### [Challenge]
Make an exact copy of all the entries below, with the pictures left out.

### [Data excerpts]
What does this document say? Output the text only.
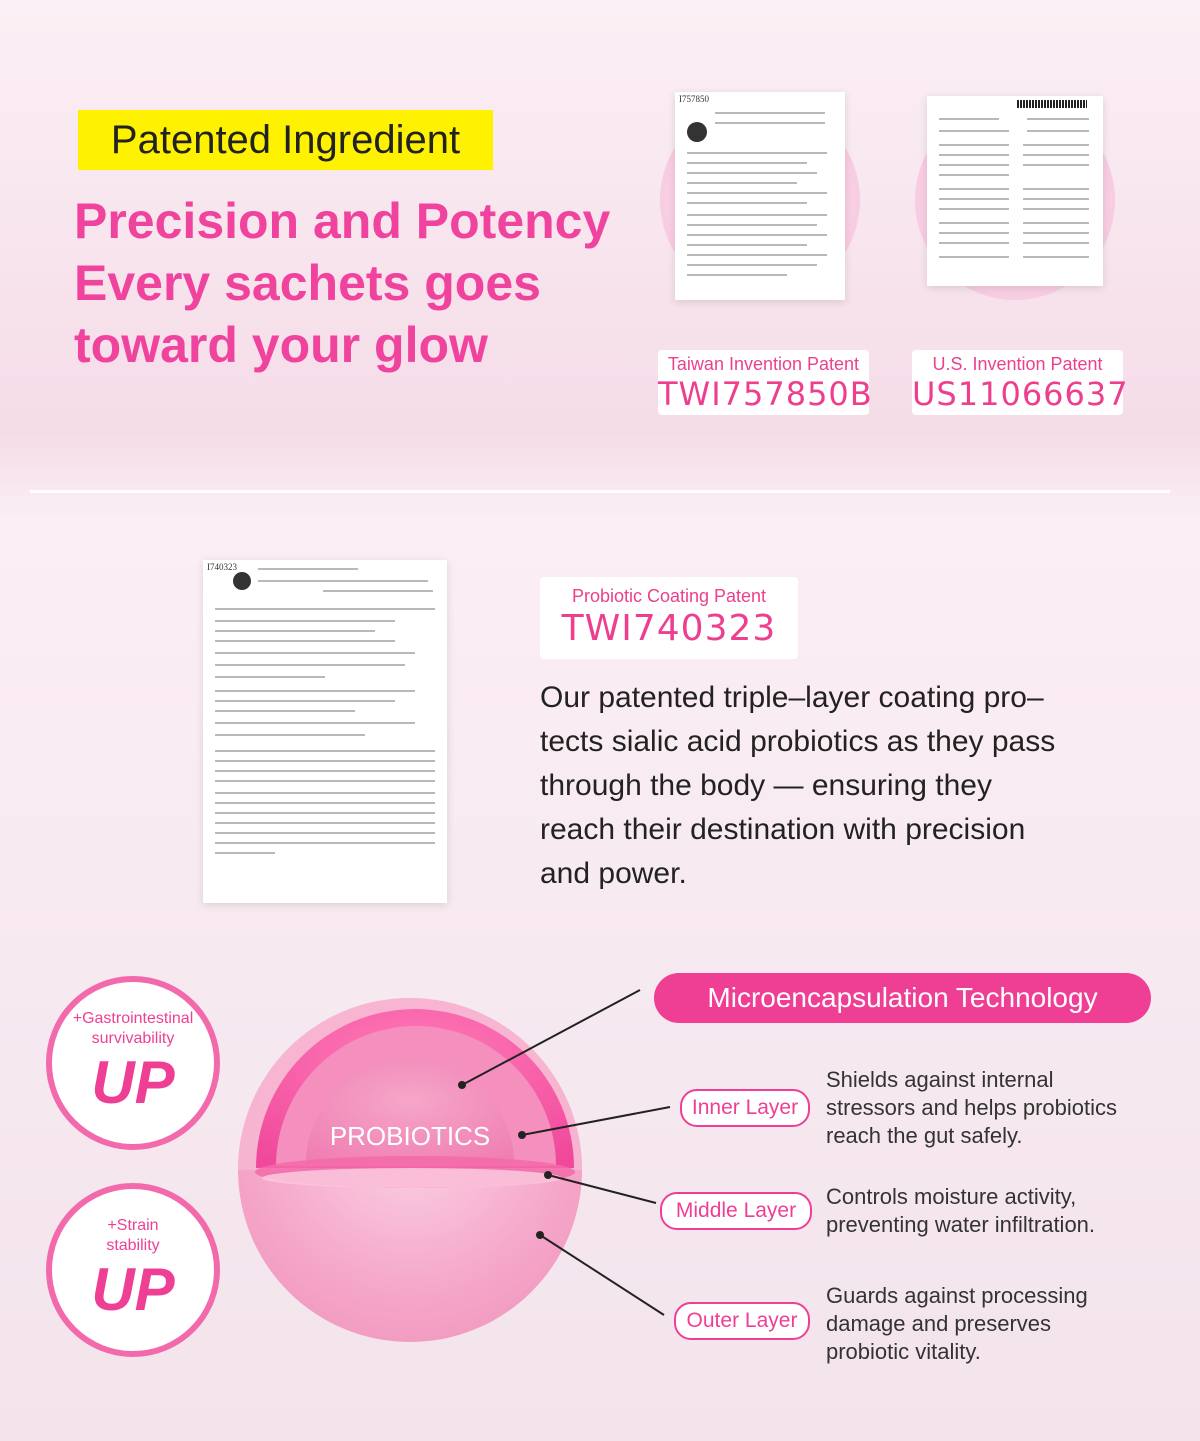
Patented Ingredient
Precision and Potency
Every sachets goes
toward your glow
I757850
Taiwan Invention Patent
TWI757850B
U.S. Invention Patent
US11066637
I740323
Probiotic Coating Patent
TWI740323
Our patented triple–layer coating pro–
tects sialic acid probiotics as they pass
through the body — ensuring they
reach their destination with precision
and power.
+Gastrointestinal
survivability
UP
+Strain
stability
UP
PROBIOTICS
Microencapsulation Technology
Inner Layer
Shields against internal
stressors and helps probiotics
reach the gut safely.
Middle Layer
Controls moisture activity,
preventing water infiltration.
Outer Layer
Guards against processing
damage and preserves
probiotic vitality.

### [Written reply]
What does this document say? Output the text only.
Patented Ingredient
Precision and Potency
Every sachets goes
toward your glow
I757850
Taiwan Invention Patent
TWI757850B
U.S. Invention Patent
US11066637
I740323
Probiotic Coating Patent
TWI740323
Our patented triple–layer coating pro–
tects sialic acid probiotics as they pass
through the body — ensuring they
reach their destination with precision
and power.
+Gastrointestinal
survivability
UP
+Strain
stability
UP
PROBIOTICS
Microencapsulation Technology
Inner Layer
Shields against internal
stressors and helps probiotics
reach the gut safely.
Middle Layer
Controls moisture activity,
preventing water infiltration.
Outer Layer
Guards against processing
damage and preserves
probiotic vitality.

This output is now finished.